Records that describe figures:
━━━━━━━━
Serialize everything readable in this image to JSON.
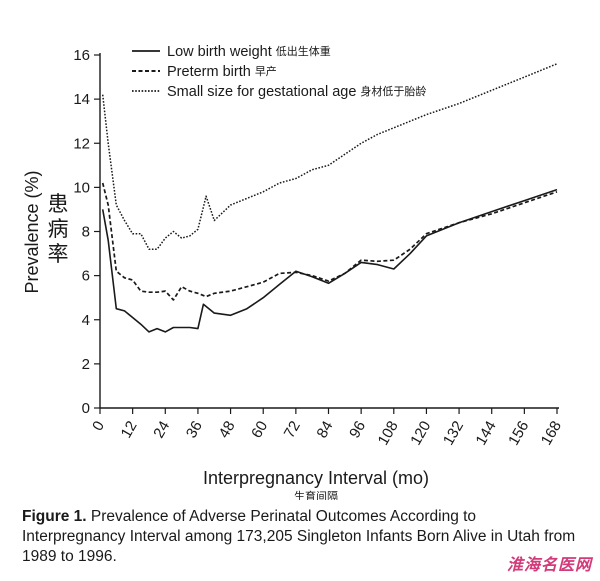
{
  "chart_data": {
    "type": "line",
    "ylabel": "Prevalence (%)",
    "ylabel_cn": "患病率",
    "xlabel": "Interpregnancy Interval (mo)",
    "xlabel_cn": "生育间隔",
    "xlim": [
      0,
      168
    ],
    "ylim": [
      0,
      16
    ],
    "x_ticks": [
      0,
      12,
      24,
      36,
      48,
      60,
      72,
      84,
      96,
      108,
      120,
      132,
      144,
      156,
      168
    ],
    "y_ticks": [
      0,
      2,
      4,
      6,
      8,
      10,
      12,
      14,
      16
    ],
    "legend_placement": "top-left",
    "grid": false,
    "series": [
      {
        "name": "Low birth weight",
        "name_cn": "低出生体重",
        "style": "solid",
        "points": [
          [
            1,
            9.0
          ],
          [
            3,
            7.6
          ],
          [
            6,
            4.5
          ],
          [
            9,
            4.4
          ],
          [
            12,
            4.1
          ],
          [
            15,
            3.8
          ],
          [
            18,
            3.45
          ],
          [
            21,
            3.6
          ],
          [
            24,
            3.45
          ],
          [
            27,
            3.65
          ],
          [
            30,
            3.65
          ],
          [
            33,
            3.65
          ],
          [
            36,
            3.6
          ],
          [
            38,
            4.7
          ],
          [
            42,
            4.3
          ],
          [
            48,
            4.2
          ],
          [
            54,
            4.5
          ],
          [
            60,
            5.0
          ],
          [
            66,
            5.6
          ],
          [
            72,
            6.2
          ],
          [
            78,
            5.95
          ],
          [
            84,
            5.65
          ],
          [
            90,
            6.1
          ],
          [
            96,
            6.6
          ],
          [
            102,
            6.5
          ],
          [
            108,
            6.3
          ],
          [
            114,
            7.0
          ],
          [
            120,
            7.8
          ],
          [
            132,
            8.4
          ],
          [
            144,
            8.9
          ],
          [
            156,
            9.4
          ],
          [
            168,
            9.9
          ]
        ]
      },
      {
        "name": "Preterm birth",
        "name_cn": "早产",
        "style": "dashed",
        "points": [
          [
            1,
            10.2
          ],
          [
            3,
            9.2
          ],
          [
            6,
            6.2
          ],
          [
            9,
            5.9
          ],
          [
            12,
            5.8
          ],
          [
            15,
            5.3
          ],
          [
            18,
            5.25
          ],
          [
            21,
            5.25
          ],
          [
            24,
            5.3
          ],
          [
            27,
            4.9
          ],
          [
            30,
            5.5
          ],
          [
            33,
            5.3
          ],
          [
            36,
            5.2
          ],
          [
            39,
            5.05
          ],
          [
            42,
            5.2
          ],
          [
            48,
            5.3
          ],
          [
            54,
            5.5
          ],
          [
            60,
            5.7
          ],
          [
            66,
            6.1
          ],
          [
            72,
            6.15
          ],
          [
            78,
            6.0
          ],
          [
            84,
            5.75
          ],
          [
            90,
            6.1
          ],
          [
            96,
            6.7
          ],
          [
            102,
            6.65
          ],
          [
            108,
            6.7
          ],
          [
            114,
            7.2
          ],
          [
            120,
            7.9
          ],
          [
            132,
            8.4
          ],
          [
            144,
            8.8
          ],
          [
            156,
            9.3
          ],
          [
            168,
            9.8
          ]
        ]
      },
      {
        "name": "Small size for gestational age",
        "name_cn": "身材低于胎龄",
        "style": "dotted",
        "points": [
          [
            1,
            14.2
          ],
          [
            3,
            12.0
          ],
          [
            6,
            9.2
          ],
          [
            9,
            8.5
          ],
          [
            12,
            7.9
          ],
          [
            15,
            7.9
          ],
          [
            18,
            7.2
          ],
          [
            21,
            7.2
          ],
          [
            24,
            7.7
          ],
          [
            27,
            8.0
          ],
          [
            30,
            7.7
          ],
          [
            33,
            7.8
          ],
          [
            36,
            8.1
          ],
          [
            39,
            9.6
          ],
          [
            42,
            8.5
          ],
          [
            48,
            9.2
          ],
          [
            54,
            9.5
          ],
          [
            60,
            9.8
          ],
          [
            66,
            10.2
          ],
          [
            72,
            10.4
          ],
          [
            78,
            10.8
          ],
          [
            84,
            11.0
          ],
          [
            90,
            11.5
          ],
          [
            96,
            12.0
          ],
          [
            102,
            12.4
          ],
          [
            108,
            12.7
          ],
          [
            114,
            13.0
          ],
          [
            120,
            13.3
          ],
          [
            132,
            13.8
          ],
          [
            144,
            14.4
          ],
          [
            156,
            15.0
          ],
          [
            168,
            15.6
          ]
        ]
      }
    ]
  },
  "caption": {
    "lead": "Figure 1.",
    "text": "Prevalence of Adverse Perinatal Outcomes According to Interpregnancy Interval among 173,205 Singleton Infants Born Alive in Utah from 1989 to 1996."
  },
  "watermark": "淮海名医网"
}
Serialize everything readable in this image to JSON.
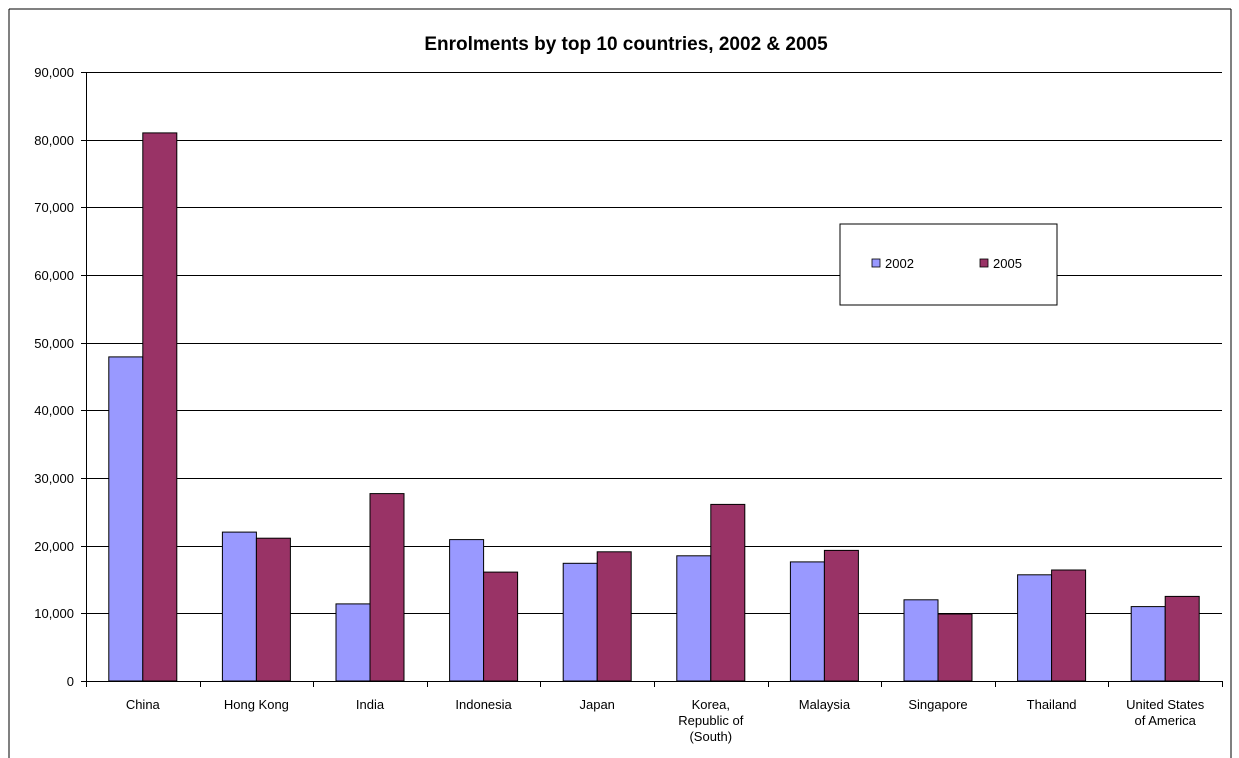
{
  "chart_data": {
    "type": "bar",
    "title": "Enrolments by top 10 countries, 2002 & 2005",
    "xlabel": "",
    "ylabel": "",
    "ylim": [
      0,
      90000
    ],
    "yticks": [
      0,
      10000,
      20000,
      30000,
      40000,
      50000,
      60000,
      70000,
      80000,
      90000
    ],
    "ytick_labels": [
      "0",
      "10,000",
      "20,000",
      "30,000",
      "40,000",
      "50,000",
      "60,000",
      "70,000",
      "80,000",
      "90,000"
    ],
    "grid": true,
    "legend_position": "right",
    "categories": [
      [
        "China"
      ],
      [
        "Hong Kong"
      ],
      [
        "India"
      ],
      [
        "Indonesia"
      ],
      [
        "Japan"
      ],
      [
        "Korea,",
        "Republic of",
        "(South)"
      ],
      [
        "Malaysia"
      ],
      [
        "Singapore"
      ],
      [
        "Thailand"
      ],
      [
        "United States",
        "of America"
      ]
    ],
    "series": [
      {
        "name": "2002",
        "color": "#9999ff",
        "values": [
          47900,
          22000,
          11400,
          20900,
          17400,
          18500,
          17600,
          12000,
          15700,
          11000
        ]
      },
      {
        "name": "2005",
        "color": "#993366",
        "values": [
          81000,
          21100,
          27700,
          16100,
          19100,
          26100,
          19300,
          9900,
          16400,
          12500
        ]
      }
    ]
  }
}
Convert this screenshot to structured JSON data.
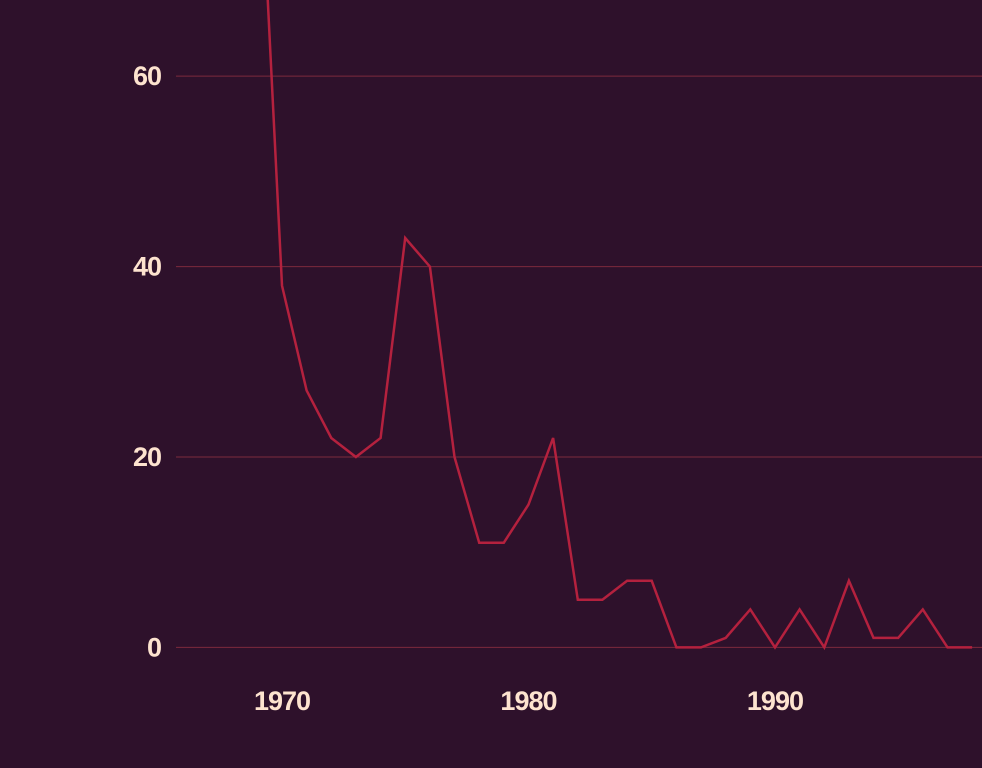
{
  "colors": {
    "background": "#2e112b",
    "line": "#b4213e",
    "grid": "#7c2a3c",
    "text": "#fde3cf"
  },
  "chart_data": {
    "type": "line",
    "title": "",
    "xlabel": "",
    "ylabel": "",
    "grid": true,
    "legend": "none",
    "xlim": [
      1965.7,
      1998.4
    ],
    "ylim": [
      -3,
      68
    ],
    "xticks": [
      1970,
      1980,
      1990
    ],
    "yticks": [
      0,
      20,
      40,
      60
    ],
    "xtick_labels": [
      "1970",
      "1980",
      "1990"
    ],
    "ytick_labels": [
      "0",
      "20",
      "40",
      "60"
    ],
    "series": [
      {
        "x": [
          1969,
          1970,
          1971,
          1972,
          1973,
          1974,
          1975,
          1976,
          1977,
          1978,
          1979,
          1980,
          1981,
          1982,
          1983,
          1984,
          1985,
          1986,
          1987,
          1988,
          1989,
          1990,
          1991,
          1992,
          1993,
          1994,
          1995,
          1996,
          1997,
          1998
        ],
        "values": [
          90,
          38,
          27,
          22,
          20,
          22,
          43,
          40,
          20,
          11,
          11,
          15,
          22,
          5,
          5,
          7,
          7,
          0,
          0,
          1,
          4,
          0,
          4,
          0,
          7,
          1,
          1,
          4,
          0,
          0
        ]
      }
    ]
  }
}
━━━━━━━━
WHAT TO DO: Retype the line containing "Convert this screenshot" and all lines after it through the end of the material, exactly and only those, leaving out pictures.

FINAL ANSWER:
Convert this screenshot to structured JSON data.
{
  "colors": {
    "background": "#2e112b",
    "line": "#b4213e",
    "grid": "#7c2a3c",
    "text": "#fde3cf"
  },
  "chart_data": {
    "type": "line",
    "title": "",
    "xlabel": "",
    "ylabel": "",
    "grid": true,
    "legend": "none",
    "xlim": [
      1965.7,
      1998.4
    ],
    "ylim": [
      -3,
      68
    ],
    "xticks": [
      1970,
      1980,
      1990
    ],
    "yticks": [
      0,
      20,
      40,
      60
    ],
    "xtick_labels": [
      "1970",
      "1980",
      "1990"
    ],
    "ytick_labels": [
      "0",
      "20",
      "40",
      "60"
    ],
    "series": [
      {
        "x": [
          1969,
          1970,
          1971,
          1972,
          1973,
          1974,
          1975,
          1976,
          1977,
          1978,
          1979,
          1980,
          1981,
          1982,
          1983,
          1984,
          1985,
          1986,
          1987,
          1988,
          1989,
          1990,
          1991,
          1992,
          1993,
          1994,
          1995,
          1996,
          1997,
          1998
        ],
        "values": [
          90,
          38,
          27,
          22,
          20,
          22,
          43,
          40,
          20,
          11,
          11,
          15,
          22,
          5,
          5,
          7,
          7,
          0,
          0,
          1,
          4,
          0,
          4,
          0,
          7,
          1,
          1,
          4,
          0,
          0
        ]
      }
    ]
  }
}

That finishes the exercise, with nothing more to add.